**THE TASK**. Copy the records below exactly, leaving out every picture.

==== DATA ROWS ====

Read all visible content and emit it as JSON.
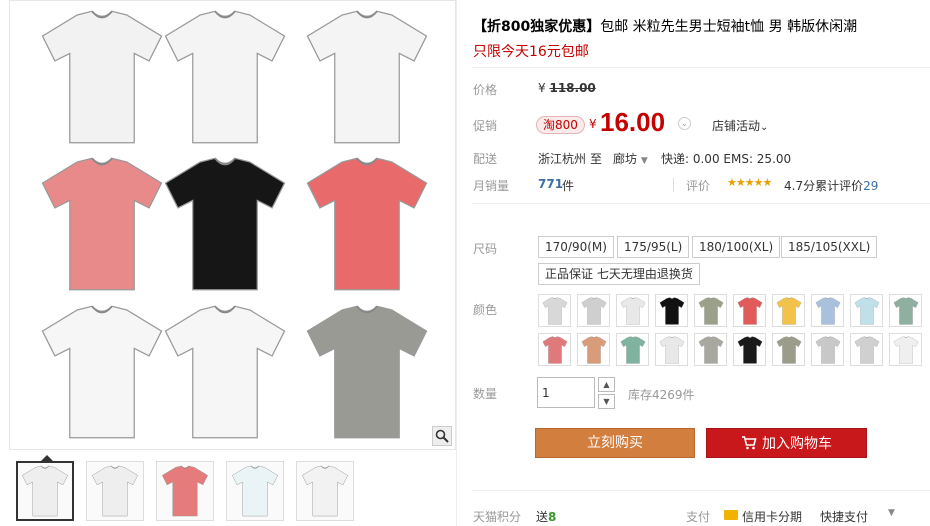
{
  "product": {
    "title_tag": "【折800独家优惠】",
    "title": "包邮 米粒先生男士短袖t恤 男 韩版休闲潮",
    "subtitle": "只限今天16元包邮"
  },
  "price": {
    "label": "价格",
    "currency": "¥",
    "original": "118.00",
    "promo_label": "促销",
    "promo_tag": "淘800",
    "current": "16.00",
    "store_activity": "店铺活动"
  },
  "shipping": {
    "label": "配送",
    "from": "浙江杭州",
    "to_word": "至",
    "destination": "廊坊",
    "cost": "快递: 0.00 EMS: 25.00"
  },
  "sales": {
    "label": "月销量",
    "count": "771",
    "unit": "件",
    "review_label": "评价",
    "stars": "★★★★★",
    "score": "4.7分",
    "review_text": "累计评价",
    "review_count": "29"
  },
  "sizes": {
    "label": "尺码",
    "options": [
      "170/90(M)",
      "175/95(L)",
      "180/100(XL)",
      "185/105(XXL)"
    ],
    "guarantee": "正品保证 七天无理由退换货"
  },
  "colors": {
    "label": "颜色",
    "swatches": [
      "#d8d8d8",
      "#cfcfcf",
      "#e8e8e8",
      "#111111",
      "#9aa08a",
      "#e25b5b",
      "#f2c24a",
      "#a9c1dd",
      "#bfe0e8",
      "#8fb0a0",
      "#e07a7a",
      "#d89c7a",
      "#7fb39f",
      "#e8e8e8",
      "#a8a8a0",
      "#1a1a1a",
      "#9c9c8a",
      "#c8c8c8",
      "#d0d0d0",
      "#efefef"
    ]
  },
  "quantity": {
    "label": "数量",
    "value": "1",
    "stock": "库存4269件"
  },
  "actions": {
    "buy_now": "立刻购买",
    "add_cart": "加入购物车"
  },
  "footer": {
    "points_label": "天猫积分",
    "points_prefix": "送",
    "points_value": "8",
    "pay_label": "支付",
    "installment": "信用卡分期",
    "quick_pay": "快捷支付"
  },
  "gallery": {
    "shirt_colors": [
      "#f2f2f2",
      "#f4f4f4",
      "#f4f4f4",
      "#e88a8a",
      "#161616",
      "#e86a6a",
      "#f6f6f6",
      "#f6f6f6",
      "#9a9a94"
    ],
    "thumb_colors": [
      "#eeeeee",
      "#eeeeee",
      "#e57b7b",
      "#eaf4f6",
      "#f2f2f2"
    ]
  }
}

====

**RESULT FOR THIS EXERCISE**.
Read all visible content and emit it as JSON.
{
  "product": {
    "title_tag": "【折800独家优惠】",
    "title": "包邮 米粒先生男士短袖t恤 男 韩版休闲潮",
    "subtitle": "只限今天16元包邮"
  },
  "price": {
    "label": "价格",
    "currency": "¥",
    "original": "118.00",
    "promo_label": "促销",
    "promo_tag": "淘800",
    "current": "16.00",
    "store_activity": "店铺活动"
  },
  "shipping": {
    "label": "配送",
    "from": "浙江杭州",
    "to_word": "至",
    "destination": "廊坊",
    "cost": "快递: 0.00 EMS: 25.00"
  },
  "sales": {
    "label": "月销量",
    "count": "771",
    "unit": "件",
    "review_label": "评价",
    "stars": "★★★★★",
    "score": "4.7分",
    "review_text": "累计评价",
    "review_count": "29"
  },
  "sizes": {
    "label": "尺码",
    "options": [
      "170/90(M)",
      "175/95(L)",
      "180/100(XL)",
      "185/105(XXL)"
    ],
    "guarantee": "正品保证 七天无理由退换货"
  },
  "colors": {
    "label": "颜色",
    "swatches": [
      "#d8d8d8",
      "#cfcfcf",
      "#e8e8e8",
      "#111111",
      "#9aa08a",
      "#e25b5b",
      "#f2c24a",
      "#a9c1dd",
      "#bfe0e8",
      "#8fb0a0",
      "#e07a7a",
      "#d89c7a",
      "#7fb39f",
      "#e8e8e8",
      "#a8a8a0",
      "#1a1a1a",
      "#9c9c8a",
      "#c8c8c8",
      "#d0d0d0",
      "#efefef"
    ]
  },
  "quantity": {
    "label": "数量",
    "value": "1",
    "stock": "库存4269件"
  },
  "actions": {
    "buy_now": "立刻购买",
    "add_cart": "加入购物车"
  },
  "footer": {
    "points_label": "天猫积分",
    "points_prefix": "送",
    "points_value": "8",
    "pay_label": "支付",
    "installment": "信用卡分期",
    "quick_pay": "快捷支付"
  },
  "gallery": {
    "shirt_colors": [
      "#f2f2f2",
      "#f4f4f4",
      "#f4f4f4",
      "#e88a8a",
      "#161616",
      "#e86a6a",
      "#f6f6f6",
      "#f6f6f6",
      "#9a9a94"
    ],
    "thumb_colors": [
      "#eeeeee",
      "#eeeeee",
      "#e57b7b",
      "#eaf4f6",
      "#f2f2f2"
    ]
  }
}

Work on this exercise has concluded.